_QUESTÃO 1_:
Segundo o texto sobre grêmios estudantis, quantos inscritos tem o canal da escola no YouTube mantido por Julia Teresa Fernandes?
_QUESTÃO 2_:
Por favor, prossiga o texto sobre grêmios estudantis a partir da última frase apresentada.

Foi então que, apoiados por um professor, o processo de eleição do grêmio acabou chamando mais estudantes para perto da escola. “Animou os alunos e a maioria dos que não estava participando começou a participar.” Agora, a chapa eleita já tem um objetivo, que Geovana resume: “Achamos que é interessante motivar as pessoas a não desistirem”.

Por todo o País, grêmios estudantis ou grupos de alunos mobilizados ganham força para manter a turma estudando e a comunidade escolar unida enquanto os colégios estão fechados. Durante a quarentena, uma das preocupações é evitar a evasão de alunos e a perda do vínculo com a escola. Professores e especialistas entendem que é dever do poder público combater esse problema, mas dizem que estudantes podem colaborar porque têm proximidade com a turma.

“Um adulto pode não conseguir ver o que um aluno está presenciando. Ao fim de tudo, quem faz uma escola são os estudantes”, diz Julia Teresa Fernandes, de 13 anos, aluna do 8º ano do Henfil, que atuou como fiscal das eleições do grêmio e mantém um canal da escola no YouTube com 173 mil inscritos.

A experiência do colégio, diz Julia, acabou inspirando outros. Agora, os estudantes já se articulam para a possível volta às aulas presenciais e propõem atividades de recuperação para reduzir as defasagens na aprendizagem.

Sem material

Na Escola Municipal Amadeu Amaral, na zona leste de São Paulo, o grêmio estudantil, ativo desde 2013, ajuda a mapear os alunos que não conseguiram se envolver nas atividades. Foi o grupo, por exemplo, que avisou os professores que uma colega não receberia os materiais de estudo enviados para as casas dos alunos porque havia se mudado para outro Estado durante a pandemia. E são eles que espalham os tutoriais pelo WhatsApp sobre como acessar os conteúdos online.

“O alcance seria muito mais baixo se não houvesse essa mobilização. Teríamos mais alunos invisíveis para a gente”, diz Caio Marques Fernandes, professor orientador de informática educativa na Amadeu Amaral. No interior de São Paulo, 14 alunos de diferentes turmas também ajudam nessa busca. Os estudantes perceberam que seria preciso diversificar os canais de comunicação para localizar os colegas.

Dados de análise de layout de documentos

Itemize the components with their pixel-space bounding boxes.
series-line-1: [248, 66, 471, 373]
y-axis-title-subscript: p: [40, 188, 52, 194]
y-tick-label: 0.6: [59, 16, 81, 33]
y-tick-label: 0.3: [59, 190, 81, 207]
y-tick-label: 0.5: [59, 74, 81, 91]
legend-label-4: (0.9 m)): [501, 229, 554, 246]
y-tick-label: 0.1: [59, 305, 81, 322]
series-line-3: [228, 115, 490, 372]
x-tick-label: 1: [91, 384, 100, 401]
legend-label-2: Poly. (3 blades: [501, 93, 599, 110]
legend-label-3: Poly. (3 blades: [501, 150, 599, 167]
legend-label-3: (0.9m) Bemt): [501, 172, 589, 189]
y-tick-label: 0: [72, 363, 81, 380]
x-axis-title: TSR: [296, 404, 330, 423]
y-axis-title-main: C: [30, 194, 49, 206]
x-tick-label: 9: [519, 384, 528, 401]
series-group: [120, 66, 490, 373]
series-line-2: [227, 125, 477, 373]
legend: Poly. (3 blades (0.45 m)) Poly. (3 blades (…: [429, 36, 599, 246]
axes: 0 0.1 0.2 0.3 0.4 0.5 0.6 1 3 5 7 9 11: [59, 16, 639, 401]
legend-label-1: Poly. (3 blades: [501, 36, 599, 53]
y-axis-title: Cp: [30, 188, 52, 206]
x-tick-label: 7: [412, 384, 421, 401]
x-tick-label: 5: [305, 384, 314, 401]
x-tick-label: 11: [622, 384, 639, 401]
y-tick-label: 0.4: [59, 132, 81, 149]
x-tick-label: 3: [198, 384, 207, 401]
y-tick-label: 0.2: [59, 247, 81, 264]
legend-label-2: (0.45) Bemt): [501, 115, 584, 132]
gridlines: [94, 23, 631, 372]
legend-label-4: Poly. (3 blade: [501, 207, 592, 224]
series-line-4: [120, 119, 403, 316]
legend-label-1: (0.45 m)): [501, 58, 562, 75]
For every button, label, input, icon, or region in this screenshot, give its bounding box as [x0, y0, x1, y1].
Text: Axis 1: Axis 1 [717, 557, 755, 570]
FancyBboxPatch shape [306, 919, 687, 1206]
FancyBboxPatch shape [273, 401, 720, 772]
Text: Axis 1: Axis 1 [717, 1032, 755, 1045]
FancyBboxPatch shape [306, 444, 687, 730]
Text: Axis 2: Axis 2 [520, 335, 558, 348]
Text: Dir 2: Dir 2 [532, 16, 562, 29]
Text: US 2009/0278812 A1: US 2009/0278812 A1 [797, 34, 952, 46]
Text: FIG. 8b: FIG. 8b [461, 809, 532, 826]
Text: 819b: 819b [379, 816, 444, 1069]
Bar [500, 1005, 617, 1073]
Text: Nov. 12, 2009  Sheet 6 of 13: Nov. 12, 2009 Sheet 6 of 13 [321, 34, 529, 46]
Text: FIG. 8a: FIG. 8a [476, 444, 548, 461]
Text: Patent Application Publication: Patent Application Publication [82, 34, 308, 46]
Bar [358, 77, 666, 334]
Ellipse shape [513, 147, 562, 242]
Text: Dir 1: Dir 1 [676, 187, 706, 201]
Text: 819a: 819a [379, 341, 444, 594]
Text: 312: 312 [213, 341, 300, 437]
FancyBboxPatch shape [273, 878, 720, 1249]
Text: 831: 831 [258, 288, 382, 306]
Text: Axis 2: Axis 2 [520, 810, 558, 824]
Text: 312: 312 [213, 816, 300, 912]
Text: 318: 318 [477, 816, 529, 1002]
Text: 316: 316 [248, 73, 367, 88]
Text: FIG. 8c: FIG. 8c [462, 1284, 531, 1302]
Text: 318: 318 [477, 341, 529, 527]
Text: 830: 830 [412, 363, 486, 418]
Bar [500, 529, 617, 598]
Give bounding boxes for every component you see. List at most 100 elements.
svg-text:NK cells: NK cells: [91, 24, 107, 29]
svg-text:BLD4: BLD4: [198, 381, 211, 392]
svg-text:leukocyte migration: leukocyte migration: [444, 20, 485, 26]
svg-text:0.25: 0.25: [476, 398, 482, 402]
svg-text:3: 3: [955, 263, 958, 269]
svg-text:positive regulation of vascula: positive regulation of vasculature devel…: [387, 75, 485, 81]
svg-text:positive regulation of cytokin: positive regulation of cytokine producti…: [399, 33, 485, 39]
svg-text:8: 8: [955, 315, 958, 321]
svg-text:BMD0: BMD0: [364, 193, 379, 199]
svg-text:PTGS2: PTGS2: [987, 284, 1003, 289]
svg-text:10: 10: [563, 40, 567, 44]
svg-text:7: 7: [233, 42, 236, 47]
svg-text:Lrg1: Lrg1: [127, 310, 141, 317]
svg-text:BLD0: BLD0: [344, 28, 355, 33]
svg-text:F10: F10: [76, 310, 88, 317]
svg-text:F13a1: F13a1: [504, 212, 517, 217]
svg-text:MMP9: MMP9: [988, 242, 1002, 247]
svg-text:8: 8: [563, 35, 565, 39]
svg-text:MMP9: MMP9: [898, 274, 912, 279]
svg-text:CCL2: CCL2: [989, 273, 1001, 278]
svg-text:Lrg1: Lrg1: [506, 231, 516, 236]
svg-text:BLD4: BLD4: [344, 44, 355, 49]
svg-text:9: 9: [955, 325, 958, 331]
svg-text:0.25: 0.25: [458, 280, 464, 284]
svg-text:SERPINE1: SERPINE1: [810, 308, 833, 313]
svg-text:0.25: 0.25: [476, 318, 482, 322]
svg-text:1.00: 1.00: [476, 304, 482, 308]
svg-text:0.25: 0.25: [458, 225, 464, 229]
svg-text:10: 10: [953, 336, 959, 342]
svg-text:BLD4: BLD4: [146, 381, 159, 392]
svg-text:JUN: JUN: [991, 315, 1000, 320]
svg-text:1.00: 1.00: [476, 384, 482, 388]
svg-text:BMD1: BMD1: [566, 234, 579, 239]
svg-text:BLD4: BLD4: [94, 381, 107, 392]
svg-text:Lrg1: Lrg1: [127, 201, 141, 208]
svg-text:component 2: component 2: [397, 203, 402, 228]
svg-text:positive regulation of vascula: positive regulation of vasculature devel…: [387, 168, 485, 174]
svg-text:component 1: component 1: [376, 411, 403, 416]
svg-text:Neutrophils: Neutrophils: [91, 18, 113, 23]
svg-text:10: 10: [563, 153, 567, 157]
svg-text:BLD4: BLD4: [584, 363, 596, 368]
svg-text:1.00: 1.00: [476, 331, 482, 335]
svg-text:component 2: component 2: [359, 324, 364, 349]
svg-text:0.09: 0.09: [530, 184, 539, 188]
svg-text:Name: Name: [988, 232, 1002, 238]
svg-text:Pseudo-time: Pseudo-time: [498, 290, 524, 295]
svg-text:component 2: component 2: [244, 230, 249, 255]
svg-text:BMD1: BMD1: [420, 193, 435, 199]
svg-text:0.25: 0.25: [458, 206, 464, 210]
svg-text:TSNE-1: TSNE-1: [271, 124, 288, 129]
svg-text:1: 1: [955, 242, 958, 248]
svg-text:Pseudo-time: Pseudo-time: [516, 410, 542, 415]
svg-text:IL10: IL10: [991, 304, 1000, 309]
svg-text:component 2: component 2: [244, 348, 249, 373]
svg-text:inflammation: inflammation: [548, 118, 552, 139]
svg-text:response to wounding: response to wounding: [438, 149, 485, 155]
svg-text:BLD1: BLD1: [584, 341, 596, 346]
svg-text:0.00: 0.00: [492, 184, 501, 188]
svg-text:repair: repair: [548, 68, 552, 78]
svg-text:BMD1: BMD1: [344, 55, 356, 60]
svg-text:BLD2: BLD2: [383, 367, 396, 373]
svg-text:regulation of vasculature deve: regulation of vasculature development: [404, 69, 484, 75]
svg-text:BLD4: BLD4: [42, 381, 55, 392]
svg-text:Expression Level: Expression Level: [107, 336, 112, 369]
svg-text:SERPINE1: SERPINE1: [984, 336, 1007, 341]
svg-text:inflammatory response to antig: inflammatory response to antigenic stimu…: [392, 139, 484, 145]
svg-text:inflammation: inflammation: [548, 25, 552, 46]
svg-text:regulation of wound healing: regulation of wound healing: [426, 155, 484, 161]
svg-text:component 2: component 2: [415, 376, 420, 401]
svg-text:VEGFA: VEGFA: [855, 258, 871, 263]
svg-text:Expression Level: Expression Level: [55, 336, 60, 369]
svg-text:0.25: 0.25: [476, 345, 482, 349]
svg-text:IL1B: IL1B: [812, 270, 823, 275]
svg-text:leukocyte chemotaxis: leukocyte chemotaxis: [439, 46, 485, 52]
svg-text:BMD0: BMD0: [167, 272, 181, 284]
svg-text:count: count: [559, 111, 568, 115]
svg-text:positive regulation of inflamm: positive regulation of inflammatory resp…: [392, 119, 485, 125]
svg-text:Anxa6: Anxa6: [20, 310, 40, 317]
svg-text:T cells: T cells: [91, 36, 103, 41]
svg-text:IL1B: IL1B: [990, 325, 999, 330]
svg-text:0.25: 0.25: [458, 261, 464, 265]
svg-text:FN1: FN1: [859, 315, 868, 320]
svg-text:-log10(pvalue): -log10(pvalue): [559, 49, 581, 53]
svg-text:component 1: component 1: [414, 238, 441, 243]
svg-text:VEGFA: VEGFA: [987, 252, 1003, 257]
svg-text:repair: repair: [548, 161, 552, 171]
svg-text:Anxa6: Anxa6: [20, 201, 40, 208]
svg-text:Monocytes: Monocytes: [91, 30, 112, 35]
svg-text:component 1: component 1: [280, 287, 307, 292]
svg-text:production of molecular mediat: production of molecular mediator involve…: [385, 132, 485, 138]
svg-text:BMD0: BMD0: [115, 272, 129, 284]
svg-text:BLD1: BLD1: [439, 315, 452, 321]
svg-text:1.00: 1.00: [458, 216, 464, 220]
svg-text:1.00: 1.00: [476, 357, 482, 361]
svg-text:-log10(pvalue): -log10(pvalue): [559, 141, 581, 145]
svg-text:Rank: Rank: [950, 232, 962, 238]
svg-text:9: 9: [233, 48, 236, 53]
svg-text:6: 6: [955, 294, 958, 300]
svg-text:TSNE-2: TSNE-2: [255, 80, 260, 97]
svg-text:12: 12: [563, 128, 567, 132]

_RESULTADO DO EXERCÍCIO 1_:
173 mil inscritos.

_RESULTADO DO EXERCÍCIO 2_:
“Fizemos um grupo no messenger (aplicativo de mensagens do Facebook) e conseguimos descobrir quem não tinha acesso”, diz Maria Eduarda Voltolin, de 16 anos, aluna do 2.º ano da Escola Estadual Maria Aparecida de Azeredo Passos, em Mirante do Paranapanema, município de 17 mil habitantes. O grupo também publica dicas de estudo, de como fazer resumos e organizou até um sarau literário virtual com colegas de outros municípios que se sentiam isolados.

“A escola era o meu ambiente, estava acostumada a ficar lá das 7 às 16 horas. Conseguia aprender e desestressar. Esse relacionamento pela internet não é a mesma coisa, mas posso dizer que é o que me motiva, me impede de ficar triste ou cair em depressão”, diz Maria Eduarda, do grêmio. Em outro interior – do Ceará – vale até ligação por telefone para ouvir o desabafo dos colegas sobre as dificuldades de acompanhar os estudos ou sobre o medo da contaminação pelo coronavírus.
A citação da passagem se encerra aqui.